▸ Material to process:
==*==

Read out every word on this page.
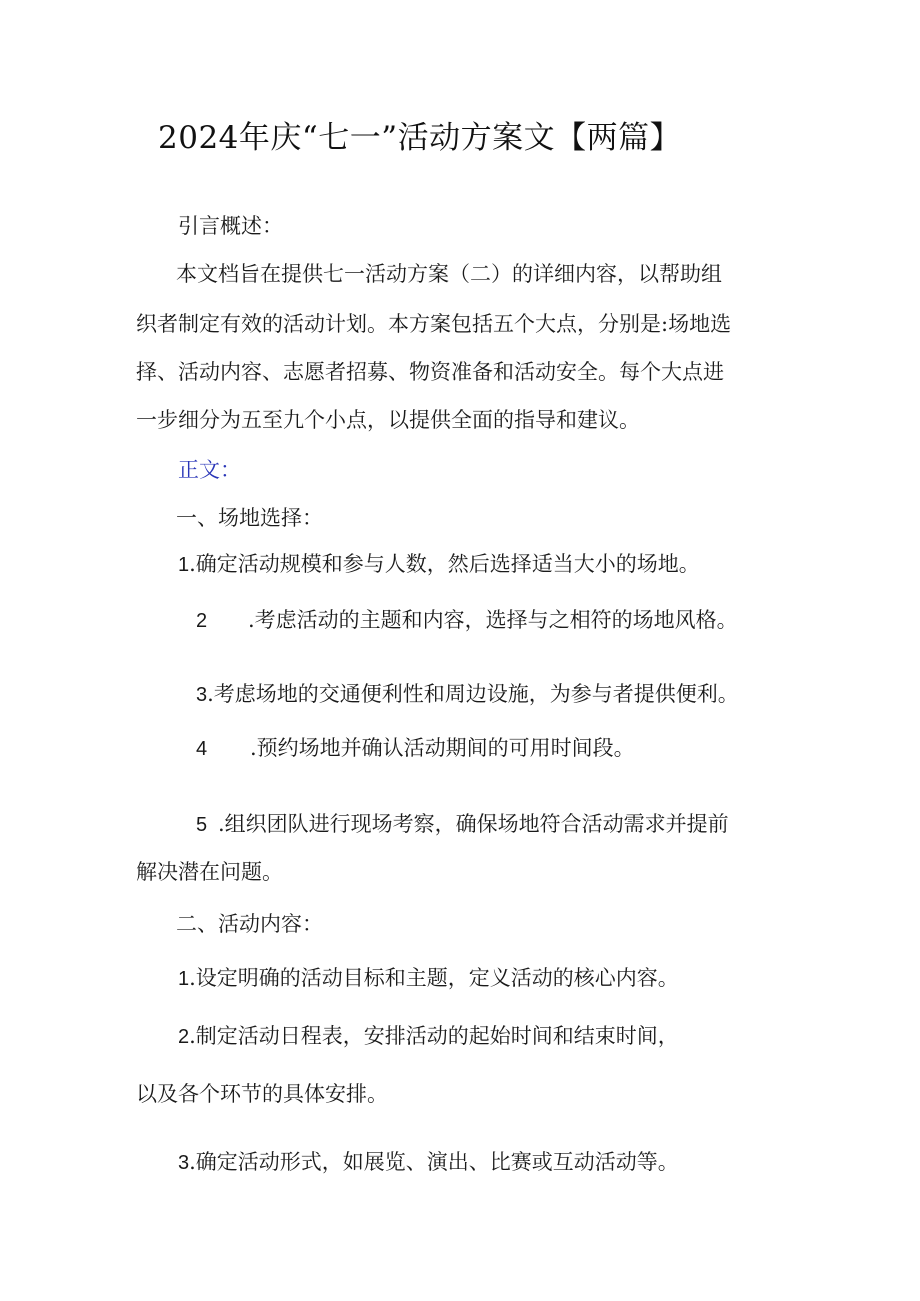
2024年庆“七一”活动方案文【两篇】
引言概述：
本文档旨在提供七一活动方案（二）的详细内容，以帮助组
织者制定有效的活动计划。本方案包括五个大点，分别是:场地选
择、活动内容、志愿者招募、物资准备和活动安全。每个大点进
一步细分为五至九个小点，以提供全面的指导和建议。
正文：
一、场地选择：
1.确定活动规模和参与人数，然后选择适当大小的场地。
2 .考虑活动的主题和内容，选择与之相符的场地风格。
3.考虑场地的交通便利性和周边设施，为参与者提供便利。
4 .预约场地并确认活动期间的可用时间段。
5 .组织团队进行现场考察，确保场地符合活动需求并提前
解决潜在问题。
二、活动内容：
1.设定明确的活动目标和主题，定义活动的核心内容。
2.制定活动日程表，安排活动的起始时间和结束时间，
以及各个环节的具体安排。
3.确定活动形式，如展览、演出、比赛或互动活动等。
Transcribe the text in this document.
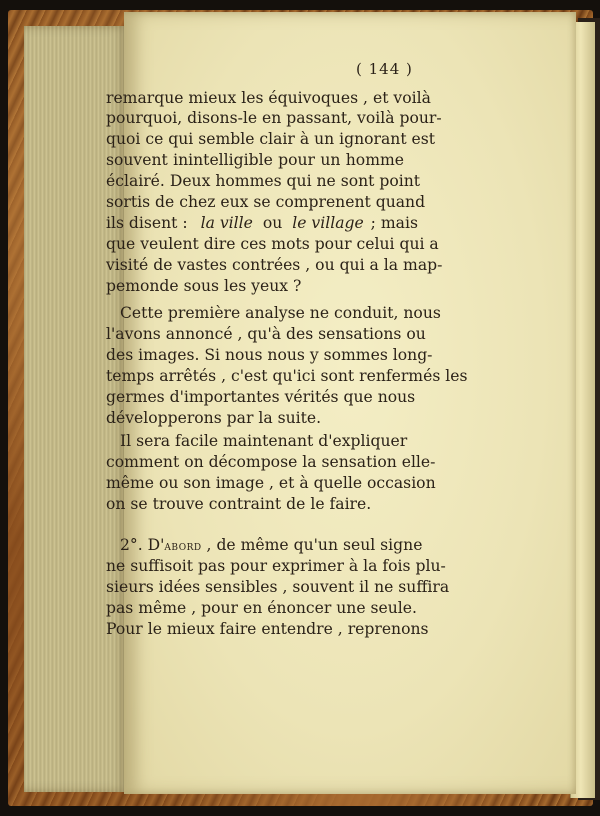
( 144 )
remarque mieux les équivoques , et voilà
pourquoi, disons-le en passant, voilà pour-
quoi ce qui semble clair à un ignorant est
souvent inintelligible pour un homme
éclairé. Deux hommes qui ne sont point
sortis de chez eux se comprenent quand
ils disent : la ville ou le village ; mais
que veulent dire ces mots pour celui qui a
visité de vastes contrées , ou qui a la map-
pemonde sous les yeux ?
Cette première analyse ne conduit, nous
l'avons annoncé , qu'à des sensations ou
des images. Si nous nous y sommes long-
temps arrêtés , c'est qu'ici sont renfermés les
germes d'importantes vérités que nous
développerons par la suite.
Il sera facile maintenant d'expliquer
comment on décompose la sensation elle-
même ou son image , et à quelle occasion
on se trouve contraint de le faire.
2°. D'abord , de même qu'un seul signe
ne suffisoit pas pour exprimer à la fois plu-
sieurs idées sensibles , souvent il ne suffira
pas même , pour en énoncer une seule.
Pour le mieux faire entendre , reprenons
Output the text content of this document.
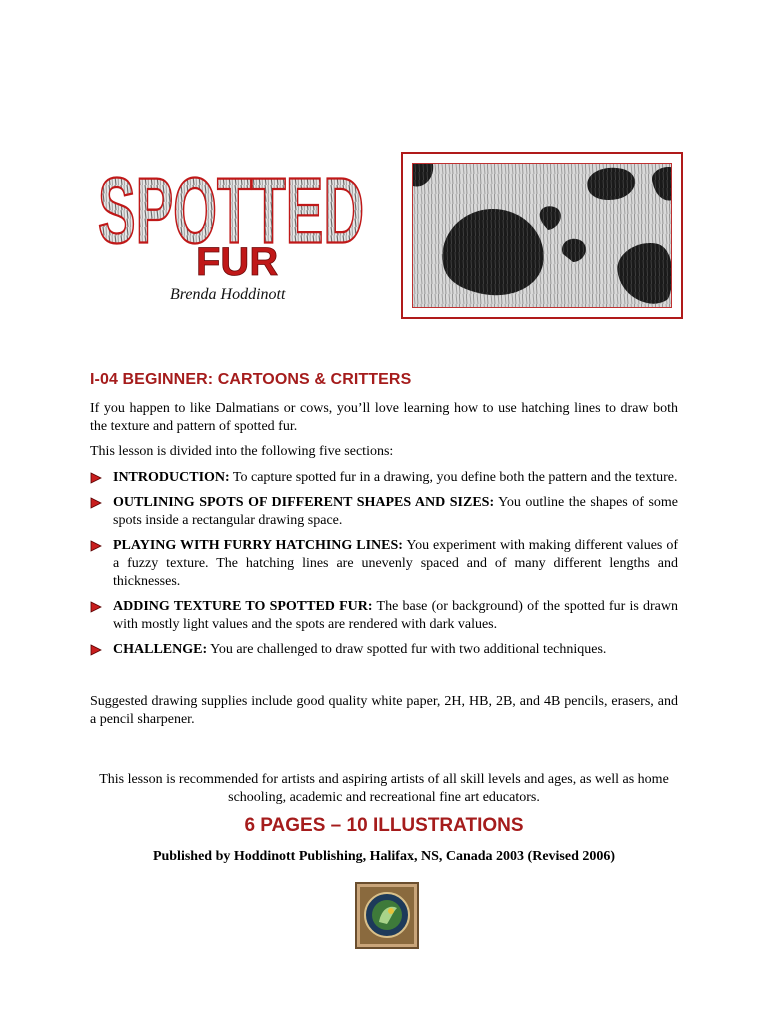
SPOTTED
FUR
Brenda Hoddinott
I-04 BEGINNER: CARTOONS & CRITTERS
If you happen to like Dalmatians or cows, you’ll love learning how to use hatching lines to draw both the texture and pattern of spotted fur.
This lesson is divided into the following five sections:
INTRODUCTION: To capture spotted fur in a drawing, you define both the pattern and the texture.
OUTLINING SPOTS OF DIFFERENT SHAPES AND SIZES: You outline the shapes of some spots inside a rectangular drawing space.
PLAYING WITH FURRY HATCHING LINES: You experiment with making different values of a fuzzy texture. The hatching lines are unevenly spaced and of many different lengths and thicknesses.
ADDING TEXTURE TO SPOTTED FUR: The base (or background) of the spotted fur is drawn with mostly light values and the spots are rendered with dark values.
CHALLENGE: You are challenged to draw spotted fur with two additional techniques.
Suggested drawing supplies include good quality white paper, 2H, HB, 2B, and 4B pencils, erasers, and a pencil sharpener.
This lesson is recommended for artists and aspiring artists of all skill levels and ages, as well as home schooling, academic and recreational fine art educators.
6 PAGES – 10 ILLUSTRATIONS
Published by Hoddinott Publishing, Halifax, NS, Canada 2003 (Revised 2006)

==*==

In the copy, include no pictures; restate the listing above exactly.

▸ Result of this task:
Read out every word on this page.
2024年庆“七一”活动方案文【两篇】
引言概述：
本文档旨在提供七一活动方案（二）的详细内容，以帮助组
织者制定有效的活动计划。本方案包括五个大点，分别是:场地选
择、活动内容、志愿者招募、物资准备和活动安全。每个大点进
一步细分为五至九个小点，以提供全面的指导和建议。
正文：
一、场地选择：
1.确定活动规模和参与人数，然后选择适当大小的场地。
2 .考虑活动的主题和内容，选择与之相符的场地风格。
3.考虑场地的交通便利性和周边设施，为参与者提供便利。
4 .预约场地并确认活动期间的可用时间段。
5 .组织团队进行现场考察，确保场地符合活动需求并提前
解决潜在问题。
二、活动内容：
1.设定明确的活动目标和主题，定义活动的核心内容。
2.制定活动日程表，安排活动的起始时间和结束时间，
以及各个环节的具体安排。
3.确定活动形式，如展览、演出、比赛或互动活动等。
Transcribe the text in this document.
( 144 )
remarque mieux les équivoques , et voilà
pourquoi, disons-le en passant, voilà pour-
quoi ce qui semble clair à un ignorant est
souvent inintelligible pour un homme
éclairé. Deux hommes qui ne sont point
sortis de chez eux se comprenent quand
ils disent : la ville ou le village ; mais
que veulent dire ces mots pour celui qui a
visité de vastes contrées , ou qui a la map-
pemonde sous les yeux ?
Cette première analyse ne conduit, nous
l'avons annoncé , qu'à des sensations ou
des images. Si nous nous y sommes long-
temps arrêtés , c'est qu'ici sont renfermés les
germes d'importantes vérités que nous
développerons par la suite.
Il sera facile maintenant d'expliquer
comment on décompose la sensation elle-
même ou son image , et à quelle occasion
on se trouve contraint de le faire.
2°. D'abord , de même qu'un seul signe
ne suffisoit pas pour exprimer à la fois plu-
sieurs idées sensibles , souvent il ne suffira
pas même , pour en énoncer une seule.
Pour le mieux faire entendre , reprenons
Output the text content of this document.
SPOTTED
FUR
Brenda Hoddinott
I-04 BEGINNER: CARTOONS & CRITTERS
If you happen to like Dalmatians or cows, you’ll love learning how to use hatching lines to draw both the texture and pattern of spotted fur.
This lesson is divided into the following five sections:
INTRODUCTION: To capture spotted fur in a drawing, you define both the pattern and the texture.
OUTLINING SPOTS OF DIFFERENT SHAPES AND SIZES: You outline the shapes of some spots inside a rectangular drawing space.
PLAYING WITH FURRY HATCHING LINES: You experiment with making different values of a fuzzy texture. The hatching lines are unevenly spaced and of many different lengths and thicknesses.
ADDING TEXTURE TO SPOTTED FUR: The base (or background) of the spotted fur is drawn with mostly light values and the spots are rendered with dark values.
CHALLENGE: You are challenged to draw spotted fur with two additional techniques.
Suggested drawing supplies include good quality white paper, 2H, HB, 2B, and 4B pencils, erasers, and a pencil sharpener.
This lesson is recommended for artists and aspiring artists of all skill levels and ages, as well as home schooling, academic and recreational fine art educators.
6 PAGES – 10 ILLUSTRATIONS
Published by Hoddinott Publishing, Halifax, NS, Canada 2003 (Revised 2006)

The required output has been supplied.